Stated exercise: Copy each line holding the string "welcher".

[Stored data]
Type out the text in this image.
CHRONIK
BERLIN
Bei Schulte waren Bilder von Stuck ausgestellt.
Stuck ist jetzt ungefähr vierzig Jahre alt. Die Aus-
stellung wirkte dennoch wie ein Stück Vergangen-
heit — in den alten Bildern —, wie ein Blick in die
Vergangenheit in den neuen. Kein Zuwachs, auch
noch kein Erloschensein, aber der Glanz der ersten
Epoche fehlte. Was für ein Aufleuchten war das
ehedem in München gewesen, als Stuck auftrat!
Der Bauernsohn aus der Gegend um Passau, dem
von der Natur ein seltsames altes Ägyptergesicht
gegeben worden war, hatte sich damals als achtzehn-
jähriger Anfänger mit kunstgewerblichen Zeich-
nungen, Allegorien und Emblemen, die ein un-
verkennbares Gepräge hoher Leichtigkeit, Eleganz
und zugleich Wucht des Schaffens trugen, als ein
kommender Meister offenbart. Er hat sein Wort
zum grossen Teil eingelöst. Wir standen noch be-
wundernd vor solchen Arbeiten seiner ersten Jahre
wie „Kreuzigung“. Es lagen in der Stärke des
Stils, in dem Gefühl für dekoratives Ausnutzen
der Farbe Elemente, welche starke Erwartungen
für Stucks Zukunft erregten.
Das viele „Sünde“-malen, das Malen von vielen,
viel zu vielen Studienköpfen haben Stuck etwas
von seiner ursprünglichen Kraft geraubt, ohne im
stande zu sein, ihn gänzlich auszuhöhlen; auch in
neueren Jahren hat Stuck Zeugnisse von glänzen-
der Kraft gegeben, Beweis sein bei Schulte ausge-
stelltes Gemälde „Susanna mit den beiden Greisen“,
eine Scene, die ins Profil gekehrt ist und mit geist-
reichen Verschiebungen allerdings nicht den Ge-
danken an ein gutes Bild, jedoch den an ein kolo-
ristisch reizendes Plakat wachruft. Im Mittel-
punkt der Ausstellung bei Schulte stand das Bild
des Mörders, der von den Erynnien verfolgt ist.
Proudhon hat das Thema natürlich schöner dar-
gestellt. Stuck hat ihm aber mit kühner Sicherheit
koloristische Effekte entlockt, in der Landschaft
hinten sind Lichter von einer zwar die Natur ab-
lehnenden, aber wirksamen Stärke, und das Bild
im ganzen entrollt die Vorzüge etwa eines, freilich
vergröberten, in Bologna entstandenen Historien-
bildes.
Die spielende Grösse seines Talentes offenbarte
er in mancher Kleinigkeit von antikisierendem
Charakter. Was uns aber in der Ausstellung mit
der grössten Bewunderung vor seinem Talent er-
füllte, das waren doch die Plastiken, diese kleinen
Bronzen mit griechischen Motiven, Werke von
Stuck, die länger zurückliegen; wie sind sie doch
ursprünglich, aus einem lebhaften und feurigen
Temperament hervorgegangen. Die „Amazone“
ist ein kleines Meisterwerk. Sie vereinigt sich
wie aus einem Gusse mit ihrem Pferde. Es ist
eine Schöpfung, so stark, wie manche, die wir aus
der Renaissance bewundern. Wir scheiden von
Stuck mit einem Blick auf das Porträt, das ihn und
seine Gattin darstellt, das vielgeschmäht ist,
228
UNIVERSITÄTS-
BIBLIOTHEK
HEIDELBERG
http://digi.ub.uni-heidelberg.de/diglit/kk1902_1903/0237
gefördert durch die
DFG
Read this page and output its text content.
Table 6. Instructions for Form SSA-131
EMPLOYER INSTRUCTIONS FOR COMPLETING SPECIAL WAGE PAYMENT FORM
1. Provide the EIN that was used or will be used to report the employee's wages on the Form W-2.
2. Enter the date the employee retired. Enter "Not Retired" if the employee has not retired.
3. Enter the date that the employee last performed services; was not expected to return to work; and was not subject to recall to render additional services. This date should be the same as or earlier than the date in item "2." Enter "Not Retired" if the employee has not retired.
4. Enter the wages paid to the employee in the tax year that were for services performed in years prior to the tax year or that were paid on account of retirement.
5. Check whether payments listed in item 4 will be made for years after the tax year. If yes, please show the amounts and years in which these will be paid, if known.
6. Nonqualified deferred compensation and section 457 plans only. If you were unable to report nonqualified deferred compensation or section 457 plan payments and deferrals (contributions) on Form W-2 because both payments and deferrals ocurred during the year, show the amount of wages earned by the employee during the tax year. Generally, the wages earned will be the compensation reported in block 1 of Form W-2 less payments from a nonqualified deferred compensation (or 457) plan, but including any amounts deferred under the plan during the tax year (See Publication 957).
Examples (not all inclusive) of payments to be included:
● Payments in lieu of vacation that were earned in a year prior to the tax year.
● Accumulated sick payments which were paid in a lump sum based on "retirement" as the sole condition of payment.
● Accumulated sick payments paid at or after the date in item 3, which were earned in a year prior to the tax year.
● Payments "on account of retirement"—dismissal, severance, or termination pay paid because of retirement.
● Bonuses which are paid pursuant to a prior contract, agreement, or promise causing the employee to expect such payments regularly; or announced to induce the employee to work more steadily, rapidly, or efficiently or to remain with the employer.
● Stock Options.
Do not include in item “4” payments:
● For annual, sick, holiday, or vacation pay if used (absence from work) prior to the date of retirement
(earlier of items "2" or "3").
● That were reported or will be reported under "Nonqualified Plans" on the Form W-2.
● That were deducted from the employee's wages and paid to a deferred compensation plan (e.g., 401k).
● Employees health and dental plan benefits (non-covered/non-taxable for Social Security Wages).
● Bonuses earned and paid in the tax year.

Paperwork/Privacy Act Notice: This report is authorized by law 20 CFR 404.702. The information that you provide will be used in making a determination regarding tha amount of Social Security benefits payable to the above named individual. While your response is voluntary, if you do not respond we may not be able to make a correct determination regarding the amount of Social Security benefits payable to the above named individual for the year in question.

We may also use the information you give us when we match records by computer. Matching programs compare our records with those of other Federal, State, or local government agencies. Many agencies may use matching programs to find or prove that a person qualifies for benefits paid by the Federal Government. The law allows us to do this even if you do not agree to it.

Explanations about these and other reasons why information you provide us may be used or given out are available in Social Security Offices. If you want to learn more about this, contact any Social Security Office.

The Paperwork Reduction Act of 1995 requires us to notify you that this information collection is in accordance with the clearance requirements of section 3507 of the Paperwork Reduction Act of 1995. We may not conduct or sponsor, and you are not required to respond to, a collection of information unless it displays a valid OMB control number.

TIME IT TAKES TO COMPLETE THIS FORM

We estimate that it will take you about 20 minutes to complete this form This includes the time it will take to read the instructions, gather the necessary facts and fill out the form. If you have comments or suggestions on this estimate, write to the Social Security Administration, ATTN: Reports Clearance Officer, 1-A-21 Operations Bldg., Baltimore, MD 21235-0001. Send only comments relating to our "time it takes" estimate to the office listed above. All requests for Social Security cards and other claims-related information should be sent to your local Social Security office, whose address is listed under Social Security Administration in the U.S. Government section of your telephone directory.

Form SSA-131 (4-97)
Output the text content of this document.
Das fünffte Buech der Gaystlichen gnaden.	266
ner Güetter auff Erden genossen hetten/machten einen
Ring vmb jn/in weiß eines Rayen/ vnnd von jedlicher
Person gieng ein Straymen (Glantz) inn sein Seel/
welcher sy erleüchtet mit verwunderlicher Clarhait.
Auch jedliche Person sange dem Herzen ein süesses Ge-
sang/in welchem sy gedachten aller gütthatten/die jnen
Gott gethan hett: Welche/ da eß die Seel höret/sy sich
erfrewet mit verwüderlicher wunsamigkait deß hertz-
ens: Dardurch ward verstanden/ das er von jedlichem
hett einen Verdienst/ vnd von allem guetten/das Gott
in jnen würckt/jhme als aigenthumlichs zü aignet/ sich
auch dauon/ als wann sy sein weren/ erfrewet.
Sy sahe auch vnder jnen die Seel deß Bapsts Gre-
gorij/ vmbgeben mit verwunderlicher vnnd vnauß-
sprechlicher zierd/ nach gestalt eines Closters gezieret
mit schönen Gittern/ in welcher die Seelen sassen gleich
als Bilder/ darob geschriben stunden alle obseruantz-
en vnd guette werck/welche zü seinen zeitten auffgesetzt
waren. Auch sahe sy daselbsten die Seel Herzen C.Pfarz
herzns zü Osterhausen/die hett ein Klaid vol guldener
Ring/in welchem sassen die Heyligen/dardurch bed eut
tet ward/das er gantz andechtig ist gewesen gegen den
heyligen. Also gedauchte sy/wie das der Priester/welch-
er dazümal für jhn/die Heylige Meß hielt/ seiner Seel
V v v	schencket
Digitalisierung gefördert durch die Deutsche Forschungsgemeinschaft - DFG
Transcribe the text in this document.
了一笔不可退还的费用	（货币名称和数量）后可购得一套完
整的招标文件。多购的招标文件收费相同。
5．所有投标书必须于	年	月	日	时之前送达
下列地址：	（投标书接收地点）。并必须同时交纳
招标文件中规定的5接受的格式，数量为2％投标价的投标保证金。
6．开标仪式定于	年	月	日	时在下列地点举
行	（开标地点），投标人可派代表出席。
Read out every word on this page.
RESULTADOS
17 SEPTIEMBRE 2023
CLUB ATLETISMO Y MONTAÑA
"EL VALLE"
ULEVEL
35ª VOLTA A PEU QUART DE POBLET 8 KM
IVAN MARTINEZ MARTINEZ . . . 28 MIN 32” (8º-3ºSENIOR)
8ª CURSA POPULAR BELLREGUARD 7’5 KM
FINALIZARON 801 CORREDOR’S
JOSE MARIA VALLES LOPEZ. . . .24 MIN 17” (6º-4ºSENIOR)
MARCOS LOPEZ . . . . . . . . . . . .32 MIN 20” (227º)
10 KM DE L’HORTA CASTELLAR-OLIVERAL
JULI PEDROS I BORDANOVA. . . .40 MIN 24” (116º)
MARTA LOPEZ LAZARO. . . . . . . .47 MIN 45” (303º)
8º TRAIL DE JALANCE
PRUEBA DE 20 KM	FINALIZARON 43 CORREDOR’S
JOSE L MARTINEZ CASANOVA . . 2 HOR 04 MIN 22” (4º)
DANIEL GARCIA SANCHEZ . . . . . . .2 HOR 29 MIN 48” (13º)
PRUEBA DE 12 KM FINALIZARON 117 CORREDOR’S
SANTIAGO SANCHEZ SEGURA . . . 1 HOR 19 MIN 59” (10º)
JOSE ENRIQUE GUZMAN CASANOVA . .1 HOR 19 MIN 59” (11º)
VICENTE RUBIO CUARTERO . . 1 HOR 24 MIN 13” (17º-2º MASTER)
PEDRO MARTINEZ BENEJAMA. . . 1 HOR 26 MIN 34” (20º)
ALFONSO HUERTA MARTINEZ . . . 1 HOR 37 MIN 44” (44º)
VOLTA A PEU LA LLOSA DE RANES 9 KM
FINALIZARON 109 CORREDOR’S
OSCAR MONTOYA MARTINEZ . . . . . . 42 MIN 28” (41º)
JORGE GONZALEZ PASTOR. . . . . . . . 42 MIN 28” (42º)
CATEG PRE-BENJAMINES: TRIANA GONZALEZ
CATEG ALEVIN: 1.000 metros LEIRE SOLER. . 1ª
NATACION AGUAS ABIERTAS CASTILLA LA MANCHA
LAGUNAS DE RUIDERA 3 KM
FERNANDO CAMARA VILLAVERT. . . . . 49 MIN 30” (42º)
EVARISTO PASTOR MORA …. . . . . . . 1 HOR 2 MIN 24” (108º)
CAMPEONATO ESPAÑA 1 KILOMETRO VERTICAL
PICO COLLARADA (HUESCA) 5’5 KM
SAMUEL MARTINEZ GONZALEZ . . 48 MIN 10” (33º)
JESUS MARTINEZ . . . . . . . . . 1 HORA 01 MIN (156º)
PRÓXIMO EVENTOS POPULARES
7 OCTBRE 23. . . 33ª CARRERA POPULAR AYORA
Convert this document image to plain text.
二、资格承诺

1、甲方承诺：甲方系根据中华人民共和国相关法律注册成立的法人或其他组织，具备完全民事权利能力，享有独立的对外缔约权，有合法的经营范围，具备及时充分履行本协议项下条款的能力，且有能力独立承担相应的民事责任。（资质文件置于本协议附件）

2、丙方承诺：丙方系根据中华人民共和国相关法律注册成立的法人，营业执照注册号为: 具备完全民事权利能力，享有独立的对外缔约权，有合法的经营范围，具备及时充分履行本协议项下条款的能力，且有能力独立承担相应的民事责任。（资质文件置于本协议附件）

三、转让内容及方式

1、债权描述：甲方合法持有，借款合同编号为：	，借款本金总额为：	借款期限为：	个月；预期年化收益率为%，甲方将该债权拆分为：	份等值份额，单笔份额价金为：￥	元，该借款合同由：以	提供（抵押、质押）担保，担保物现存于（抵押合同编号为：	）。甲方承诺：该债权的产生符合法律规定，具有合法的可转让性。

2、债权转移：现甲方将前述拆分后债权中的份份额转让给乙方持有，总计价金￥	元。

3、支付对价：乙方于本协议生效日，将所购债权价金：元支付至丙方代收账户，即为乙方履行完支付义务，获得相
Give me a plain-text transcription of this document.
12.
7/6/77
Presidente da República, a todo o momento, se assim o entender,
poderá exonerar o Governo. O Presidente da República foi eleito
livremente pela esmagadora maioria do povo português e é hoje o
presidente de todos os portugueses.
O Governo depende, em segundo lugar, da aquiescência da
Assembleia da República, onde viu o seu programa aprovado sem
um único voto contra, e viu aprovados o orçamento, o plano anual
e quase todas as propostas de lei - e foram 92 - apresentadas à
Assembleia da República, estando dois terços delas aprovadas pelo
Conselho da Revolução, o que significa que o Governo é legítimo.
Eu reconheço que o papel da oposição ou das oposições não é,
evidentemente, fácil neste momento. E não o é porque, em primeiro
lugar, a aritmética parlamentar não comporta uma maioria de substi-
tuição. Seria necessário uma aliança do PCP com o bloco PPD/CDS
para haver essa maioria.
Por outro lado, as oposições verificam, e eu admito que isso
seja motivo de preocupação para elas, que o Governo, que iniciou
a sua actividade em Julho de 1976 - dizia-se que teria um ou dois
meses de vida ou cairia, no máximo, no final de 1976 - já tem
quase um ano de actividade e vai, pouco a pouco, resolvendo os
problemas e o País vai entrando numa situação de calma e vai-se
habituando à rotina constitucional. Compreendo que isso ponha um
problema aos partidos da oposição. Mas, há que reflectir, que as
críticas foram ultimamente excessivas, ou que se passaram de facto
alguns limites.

Answer for this exercise:
welcher sy erleüchtet mit verwunderlicher Clarhait.
mit schönen Gittern/ in welcher die Seelen sassen gleich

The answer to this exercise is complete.